# [SHORT TASK]
Check every line for the word "SRMTID" and give the number of lines where it occurs, nothing else.

— BEGIN —

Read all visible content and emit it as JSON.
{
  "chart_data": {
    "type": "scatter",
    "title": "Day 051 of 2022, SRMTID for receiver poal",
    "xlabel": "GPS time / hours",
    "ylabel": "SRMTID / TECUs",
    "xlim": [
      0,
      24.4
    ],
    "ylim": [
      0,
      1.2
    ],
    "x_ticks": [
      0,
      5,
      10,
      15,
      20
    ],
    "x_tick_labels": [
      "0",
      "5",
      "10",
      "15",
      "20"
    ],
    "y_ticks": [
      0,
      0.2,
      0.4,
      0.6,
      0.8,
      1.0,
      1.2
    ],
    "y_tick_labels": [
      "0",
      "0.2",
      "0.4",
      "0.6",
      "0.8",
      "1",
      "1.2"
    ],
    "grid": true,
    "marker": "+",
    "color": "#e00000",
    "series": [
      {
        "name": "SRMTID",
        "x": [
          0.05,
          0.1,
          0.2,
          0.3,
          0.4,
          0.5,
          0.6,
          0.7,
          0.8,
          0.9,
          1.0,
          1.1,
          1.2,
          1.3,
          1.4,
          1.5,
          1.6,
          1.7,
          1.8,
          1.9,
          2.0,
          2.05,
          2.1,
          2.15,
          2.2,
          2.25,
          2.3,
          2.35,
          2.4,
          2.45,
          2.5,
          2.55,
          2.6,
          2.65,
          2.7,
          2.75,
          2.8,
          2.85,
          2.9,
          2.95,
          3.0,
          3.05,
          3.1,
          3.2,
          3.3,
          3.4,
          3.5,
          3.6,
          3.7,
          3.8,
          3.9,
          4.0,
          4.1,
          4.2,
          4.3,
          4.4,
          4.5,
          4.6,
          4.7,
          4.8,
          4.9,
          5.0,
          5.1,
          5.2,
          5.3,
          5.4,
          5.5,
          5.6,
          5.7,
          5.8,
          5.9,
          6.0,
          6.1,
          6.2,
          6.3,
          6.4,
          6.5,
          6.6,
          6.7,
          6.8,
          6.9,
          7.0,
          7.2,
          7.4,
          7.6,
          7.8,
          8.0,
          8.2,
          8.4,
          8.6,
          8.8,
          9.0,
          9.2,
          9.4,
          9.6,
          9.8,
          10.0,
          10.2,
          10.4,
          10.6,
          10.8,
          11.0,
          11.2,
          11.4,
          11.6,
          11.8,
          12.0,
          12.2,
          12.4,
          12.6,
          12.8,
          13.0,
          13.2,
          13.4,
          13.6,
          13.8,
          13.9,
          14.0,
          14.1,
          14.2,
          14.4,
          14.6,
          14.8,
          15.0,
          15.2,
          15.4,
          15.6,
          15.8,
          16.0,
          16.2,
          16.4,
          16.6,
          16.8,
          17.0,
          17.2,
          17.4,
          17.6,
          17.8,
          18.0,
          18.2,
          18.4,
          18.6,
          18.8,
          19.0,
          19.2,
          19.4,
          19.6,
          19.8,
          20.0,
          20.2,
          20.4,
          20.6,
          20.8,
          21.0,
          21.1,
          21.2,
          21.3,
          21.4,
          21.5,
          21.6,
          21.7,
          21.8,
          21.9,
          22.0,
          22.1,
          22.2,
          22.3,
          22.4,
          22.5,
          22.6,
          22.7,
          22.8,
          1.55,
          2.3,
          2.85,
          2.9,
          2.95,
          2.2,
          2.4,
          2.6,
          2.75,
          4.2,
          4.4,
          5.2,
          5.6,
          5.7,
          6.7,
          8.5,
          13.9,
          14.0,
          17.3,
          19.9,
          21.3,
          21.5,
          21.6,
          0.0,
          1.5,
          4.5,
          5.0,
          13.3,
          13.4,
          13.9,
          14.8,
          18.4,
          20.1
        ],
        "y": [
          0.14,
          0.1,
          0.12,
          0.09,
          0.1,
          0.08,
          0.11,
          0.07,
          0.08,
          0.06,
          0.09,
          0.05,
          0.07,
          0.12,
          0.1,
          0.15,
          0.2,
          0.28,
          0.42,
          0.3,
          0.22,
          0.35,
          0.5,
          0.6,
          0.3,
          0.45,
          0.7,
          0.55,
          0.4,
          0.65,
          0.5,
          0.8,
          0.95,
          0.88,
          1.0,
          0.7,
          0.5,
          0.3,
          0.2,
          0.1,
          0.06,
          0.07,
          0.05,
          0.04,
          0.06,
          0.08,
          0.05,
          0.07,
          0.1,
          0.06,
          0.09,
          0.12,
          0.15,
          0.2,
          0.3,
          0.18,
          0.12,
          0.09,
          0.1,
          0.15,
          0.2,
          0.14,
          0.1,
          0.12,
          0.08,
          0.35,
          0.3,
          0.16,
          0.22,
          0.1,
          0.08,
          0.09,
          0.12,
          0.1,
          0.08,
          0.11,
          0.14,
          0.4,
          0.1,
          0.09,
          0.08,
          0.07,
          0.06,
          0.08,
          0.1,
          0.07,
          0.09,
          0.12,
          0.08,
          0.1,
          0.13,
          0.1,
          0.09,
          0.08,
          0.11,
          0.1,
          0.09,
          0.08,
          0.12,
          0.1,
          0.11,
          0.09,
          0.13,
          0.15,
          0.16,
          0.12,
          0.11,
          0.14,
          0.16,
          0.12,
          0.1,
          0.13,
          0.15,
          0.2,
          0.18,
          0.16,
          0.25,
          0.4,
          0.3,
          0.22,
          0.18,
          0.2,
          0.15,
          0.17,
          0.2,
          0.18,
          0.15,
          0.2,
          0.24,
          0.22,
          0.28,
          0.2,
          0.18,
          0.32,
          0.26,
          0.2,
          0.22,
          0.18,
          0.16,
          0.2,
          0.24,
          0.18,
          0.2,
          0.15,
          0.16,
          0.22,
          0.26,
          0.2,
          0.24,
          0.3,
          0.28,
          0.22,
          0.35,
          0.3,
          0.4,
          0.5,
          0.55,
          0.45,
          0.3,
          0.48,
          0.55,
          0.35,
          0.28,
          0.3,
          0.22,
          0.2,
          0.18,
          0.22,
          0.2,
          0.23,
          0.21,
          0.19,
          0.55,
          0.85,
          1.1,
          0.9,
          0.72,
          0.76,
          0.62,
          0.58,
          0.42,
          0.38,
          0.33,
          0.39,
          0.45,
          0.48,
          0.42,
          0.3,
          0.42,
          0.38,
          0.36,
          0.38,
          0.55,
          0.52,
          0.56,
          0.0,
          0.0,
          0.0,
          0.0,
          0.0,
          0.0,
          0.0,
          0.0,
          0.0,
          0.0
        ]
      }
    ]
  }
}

— END —

# [FINISHED TASK]
3